• Instructions to follow: Give the records back in full, exactly as they read.

• Data to process:

START

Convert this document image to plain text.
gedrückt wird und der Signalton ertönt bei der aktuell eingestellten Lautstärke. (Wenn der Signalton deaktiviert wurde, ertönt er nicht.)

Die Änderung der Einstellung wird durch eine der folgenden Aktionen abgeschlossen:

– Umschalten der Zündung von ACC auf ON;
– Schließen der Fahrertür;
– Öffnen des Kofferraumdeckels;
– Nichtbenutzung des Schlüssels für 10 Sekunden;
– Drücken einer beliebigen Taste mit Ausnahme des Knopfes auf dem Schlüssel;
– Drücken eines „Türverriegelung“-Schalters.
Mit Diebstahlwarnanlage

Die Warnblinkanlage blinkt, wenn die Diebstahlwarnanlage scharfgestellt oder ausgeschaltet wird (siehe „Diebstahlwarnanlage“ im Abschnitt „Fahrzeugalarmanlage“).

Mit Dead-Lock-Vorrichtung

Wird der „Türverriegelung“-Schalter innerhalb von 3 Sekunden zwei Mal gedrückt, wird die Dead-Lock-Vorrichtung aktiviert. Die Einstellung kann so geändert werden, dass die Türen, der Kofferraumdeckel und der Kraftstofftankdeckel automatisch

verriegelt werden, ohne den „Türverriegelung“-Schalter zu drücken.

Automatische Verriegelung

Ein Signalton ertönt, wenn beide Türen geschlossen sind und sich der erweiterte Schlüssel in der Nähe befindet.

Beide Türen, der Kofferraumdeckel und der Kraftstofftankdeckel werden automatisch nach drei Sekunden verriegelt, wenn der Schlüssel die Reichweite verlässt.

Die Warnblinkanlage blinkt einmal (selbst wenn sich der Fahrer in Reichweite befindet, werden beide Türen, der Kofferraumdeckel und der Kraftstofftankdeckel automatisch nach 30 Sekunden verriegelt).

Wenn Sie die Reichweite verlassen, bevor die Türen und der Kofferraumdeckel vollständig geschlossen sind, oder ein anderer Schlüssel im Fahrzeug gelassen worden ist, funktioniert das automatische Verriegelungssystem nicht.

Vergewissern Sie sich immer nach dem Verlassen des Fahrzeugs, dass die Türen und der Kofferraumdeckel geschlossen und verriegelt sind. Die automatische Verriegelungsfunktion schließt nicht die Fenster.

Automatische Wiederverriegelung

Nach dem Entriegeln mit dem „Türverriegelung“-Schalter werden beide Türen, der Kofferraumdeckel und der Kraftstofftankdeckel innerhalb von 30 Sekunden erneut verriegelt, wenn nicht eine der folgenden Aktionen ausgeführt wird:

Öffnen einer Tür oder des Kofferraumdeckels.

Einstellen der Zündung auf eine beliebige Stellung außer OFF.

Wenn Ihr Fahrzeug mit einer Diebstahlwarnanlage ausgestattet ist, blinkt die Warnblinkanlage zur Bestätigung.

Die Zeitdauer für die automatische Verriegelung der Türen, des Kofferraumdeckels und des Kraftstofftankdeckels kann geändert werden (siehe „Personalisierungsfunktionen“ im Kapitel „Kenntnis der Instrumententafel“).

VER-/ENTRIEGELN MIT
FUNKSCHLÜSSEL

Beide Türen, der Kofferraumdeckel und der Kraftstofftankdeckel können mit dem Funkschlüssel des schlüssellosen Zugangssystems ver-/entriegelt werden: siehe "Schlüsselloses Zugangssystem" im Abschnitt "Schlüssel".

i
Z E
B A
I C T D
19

END

• Task result:
Convert this document image to plain text.
gedrückt wird und der Signalton ertönt bei der aktuell eingestellten Lautstärke. (Wenn der Signalton deaktiviert wurde, ertönt er nicht.)

Die Änderung der Einstellung wird durch eine der folgenden Aktionen abgeschlossen:

– Umschalten der Zündung von ACC auf ON;
– Schließen der Fahrertür;
– Öffnen des Kofferraumdeckels;
– Nichtbenutzung des Schlüssels für 10 Sekunden;
– Drücken einer beliebigen Taste mit Ausnahme des Knopfes auf dem Schlüssel;
– Drücken eines „Türverriegelung“-Schalters.
Mit Diebstahlwarnanlage

Die Warnblinkanlage blinkt, wenn die Diebstahlwarnanlage scharfgestellt oder ausgeschaltet wird (siehe „Diebstahlwarnanlage“ im Abschnitt „Fahrzeugalarmanlage“).

Mit Dead-Lock-Vorrichtung

Wird der „Türverriegelung“-Schalter innerhalb von 3 Sekunden zwei Mal gedrückt, wird die Dead-Lock-Vorrichtung aktiviert. Die Einstellung kann so geändert werden, dass die Türen, der Kofferraumdeckel und der Kraftstofftankdeckel automatisch

verriegelt werden, ohne den „Türverriegelung“-Schalter zu drücken.

Automatische Verriegelung

Ein Signalton ertönt, wenn beide Türen geschlossen sind und sich der erweiterte Schlüssel in der Nähe befindet.

Beide Türen, der Kofferraumdeckel und der Kraftstofftankdeckel werden automatisch nach drei Sekunden verriegelt, wenn der Schlüssel die Reichweite verlässt.

Die Warnblinkanlage blinkt einmal (selbst wenn sich der Fahrer in Reichweite befindet, werden beide Türen, der Kofferraumdeckel und der Kraftstofftankdeckel automatisch nach 30 Sekunden verriegelt).

Wenn Sie die Reichweite verlassen, bevor die Türen und der Kofferraumdeckel vollständig geschlossen sind, oder ein anderer Schlüssel im Fahrzeug gelassen worden ist, funktioniert das automatische Verriegelungssystem nicht.

Vergewissern Sie sich immer nach dem Verlassen des Fahrzeugs, dass die Türen und der Kofferraumdeckel geschlossen und verriegelt sind. Die automatische Verriegelungsfunktion schließt nicht die Fenster.

Automatische Wiederverriegelung

Nach dem Entriegeln mit dem „Türverriegelung“-Schalter werden beide Türen, der Kofferraumdeckel und der Kraftstofftankdeckel innerhalb von 30 Sekunden erneut verriegelt, wenn nicht eine der folgenden Aktionen ausgeführt wird:

Öffnen einer Tür oder des Kofferraumdeckels.

Einstellen der Zündung auf eine beliebige Stellung außer OFF.

Wenn Ihr Fahrzeug mit einer Diebstahlwarnanlage ausgestattet ist, blinkt die Warnblinkanlage zur Bestätigung.

Die Zeitdauer für die automatische Verriegelung der Türen, des Kofferraumdeckels und des Kraftstofftankdeckels kann geändert werden (siehe „Personalisierungsfunktionen“ im Kapitel „Kenntnis der Instrumententafel“).

VER-/ENTRIEGELN MIT
FUNKSCHLÜSSEL

Beide Türen, der Kofferraumdeckel und der Kraftstofftankdeckel können mit dem Funkschlüssel des schlüssellosen Zugangssystems ver-/entriegelt werden: siehe "Schlüsselloses Zugangssystem" im Abschnitt "Schlüssel".

i
Z E
B A
I C T D
19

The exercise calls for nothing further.